▶ _What to do_:
Give the number of lines that hold the string "delinea". Nothing else is needed.

▶ _Task input_:
↓↓↓

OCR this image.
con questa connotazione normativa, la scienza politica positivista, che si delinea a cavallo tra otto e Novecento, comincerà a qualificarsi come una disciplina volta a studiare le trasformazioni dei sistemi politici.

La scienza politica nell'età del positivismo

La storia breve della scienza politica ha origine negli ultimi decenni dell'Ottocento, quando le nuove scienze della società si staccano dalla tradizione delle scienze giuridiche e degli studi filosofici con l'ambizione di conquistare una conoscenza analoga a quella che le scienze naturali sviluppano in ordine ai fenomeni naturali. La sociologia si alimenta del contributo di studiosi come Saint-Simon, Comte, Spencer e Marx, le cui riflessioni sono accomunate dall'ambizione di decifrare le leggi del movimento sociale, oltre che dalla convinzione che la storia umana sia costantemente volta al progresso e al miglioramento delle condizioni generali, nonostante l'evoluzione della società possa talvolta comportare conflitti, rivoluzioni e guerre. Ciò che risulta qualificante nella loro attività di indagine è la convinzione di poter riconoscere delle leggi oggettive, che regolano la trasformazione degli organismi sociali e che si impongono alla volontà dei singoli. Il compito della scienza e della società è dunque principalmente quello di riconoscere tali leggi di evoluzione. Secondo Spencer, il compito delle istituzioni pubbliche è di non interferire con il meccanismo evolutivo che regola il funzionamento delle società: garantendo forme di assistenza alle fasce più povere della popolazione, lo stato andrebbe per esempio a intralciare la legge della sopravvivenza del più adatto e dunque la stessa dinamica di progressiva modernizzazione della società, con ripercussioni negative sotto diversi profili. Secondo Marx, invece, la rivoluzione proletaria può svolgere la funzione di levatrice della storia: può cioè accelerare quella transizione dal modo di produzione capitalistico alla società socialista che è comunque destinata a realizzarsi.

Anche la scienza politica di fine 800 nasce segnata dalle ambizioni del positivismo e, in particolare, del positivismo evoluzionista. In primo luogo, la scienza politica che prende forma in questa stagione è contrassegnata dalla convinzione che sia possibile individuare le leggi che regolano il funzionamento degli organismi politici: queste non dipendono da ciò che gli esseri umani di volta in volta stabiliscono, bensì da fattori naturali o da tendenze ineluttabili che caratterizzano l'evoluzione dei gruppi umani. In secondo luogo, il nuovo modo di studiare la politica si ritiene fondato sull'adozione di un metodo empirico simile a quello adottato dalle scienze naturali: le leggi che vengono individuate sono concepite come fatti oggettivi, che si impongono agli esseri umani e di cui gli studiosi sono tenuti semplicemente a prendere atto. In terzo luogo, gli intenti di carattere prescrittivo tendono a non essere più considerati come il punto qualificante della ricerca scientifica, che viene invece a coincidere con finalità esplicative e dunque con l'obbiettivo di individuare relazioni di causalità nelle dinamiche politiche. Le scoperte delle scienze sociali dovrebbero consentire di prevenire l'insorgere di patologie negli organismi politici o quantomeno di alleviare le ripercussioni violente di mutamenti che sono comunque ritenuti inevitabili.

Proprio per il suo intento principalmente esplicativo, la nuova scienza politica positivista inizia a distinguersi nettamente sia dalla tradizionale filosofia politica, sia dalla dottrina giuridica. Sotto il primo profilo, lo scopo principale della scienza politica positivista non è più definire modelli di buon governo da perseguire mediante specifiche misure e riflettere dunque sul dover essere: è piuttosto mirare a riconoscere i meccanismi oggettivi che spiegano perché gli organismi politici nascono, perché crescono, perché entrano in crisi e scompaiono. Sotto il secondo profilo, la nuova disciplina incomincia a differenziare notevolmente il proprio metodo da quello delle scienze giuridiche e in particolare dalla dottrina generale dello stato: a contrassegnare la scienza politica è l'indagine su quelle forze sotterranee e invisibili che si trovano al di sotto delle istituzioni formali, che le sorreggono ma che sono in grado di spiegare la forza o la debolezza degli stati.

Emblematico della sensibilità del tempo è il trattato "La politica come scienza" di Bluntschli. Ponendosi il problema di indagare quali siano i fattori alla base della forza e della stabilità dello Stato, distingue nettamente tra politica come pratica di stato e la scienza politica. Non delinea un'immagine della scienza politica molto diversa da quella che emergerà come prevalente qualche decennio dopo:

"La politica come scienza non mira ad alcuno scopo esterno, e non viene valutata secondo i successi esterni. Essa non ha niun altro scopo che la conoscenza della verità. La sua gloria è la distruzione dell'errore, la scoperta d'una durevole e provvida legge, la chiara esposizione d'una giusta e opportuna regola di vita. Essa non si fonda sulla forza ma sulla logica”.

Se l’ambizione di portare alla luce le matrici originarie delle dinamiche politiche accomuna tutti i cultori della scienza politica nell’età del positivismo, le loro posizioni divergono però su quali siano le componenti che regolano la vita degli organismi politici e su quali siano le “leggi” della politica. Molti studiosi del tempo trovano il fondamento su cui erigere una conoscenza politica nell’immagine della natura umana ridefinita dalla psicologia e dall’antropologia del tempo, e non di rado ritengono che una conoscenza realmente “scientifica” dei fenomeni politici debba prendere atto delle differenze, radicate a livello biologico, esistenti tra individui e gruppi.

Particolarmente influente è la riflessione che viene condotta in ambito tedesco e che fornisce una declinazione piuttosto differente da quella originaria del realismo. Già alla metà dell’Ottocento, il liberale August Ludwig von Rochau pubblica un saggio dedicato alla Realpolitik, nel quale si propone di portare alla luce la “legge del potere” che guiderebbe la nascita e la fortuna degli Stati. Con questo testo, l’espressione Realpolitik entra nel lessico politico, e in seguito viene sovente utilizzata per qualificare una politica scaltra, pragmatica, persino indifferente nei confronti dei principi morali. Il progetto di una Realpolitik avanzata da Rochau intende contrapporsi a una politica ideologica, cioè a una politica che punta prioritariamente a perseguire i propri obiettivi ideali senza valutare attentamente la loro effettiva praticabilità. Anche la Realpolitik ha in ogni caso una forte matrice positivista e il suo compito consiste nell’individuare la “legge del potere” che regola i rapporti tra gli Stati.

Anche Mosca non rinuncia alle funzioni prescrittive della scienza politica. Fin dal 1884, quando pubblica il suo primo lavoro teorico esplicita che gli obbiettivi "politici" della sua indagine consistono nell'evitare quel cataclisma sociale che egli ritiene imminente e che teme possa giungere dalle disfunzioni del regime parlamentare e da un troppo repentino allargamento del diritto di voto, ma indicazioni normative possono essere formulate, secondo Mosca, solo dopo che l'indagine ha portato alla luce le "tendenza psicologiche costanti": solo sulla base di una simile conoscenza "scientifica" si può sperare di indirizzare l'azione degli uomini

↑↑↑

▶ _Solution for this problem_:
2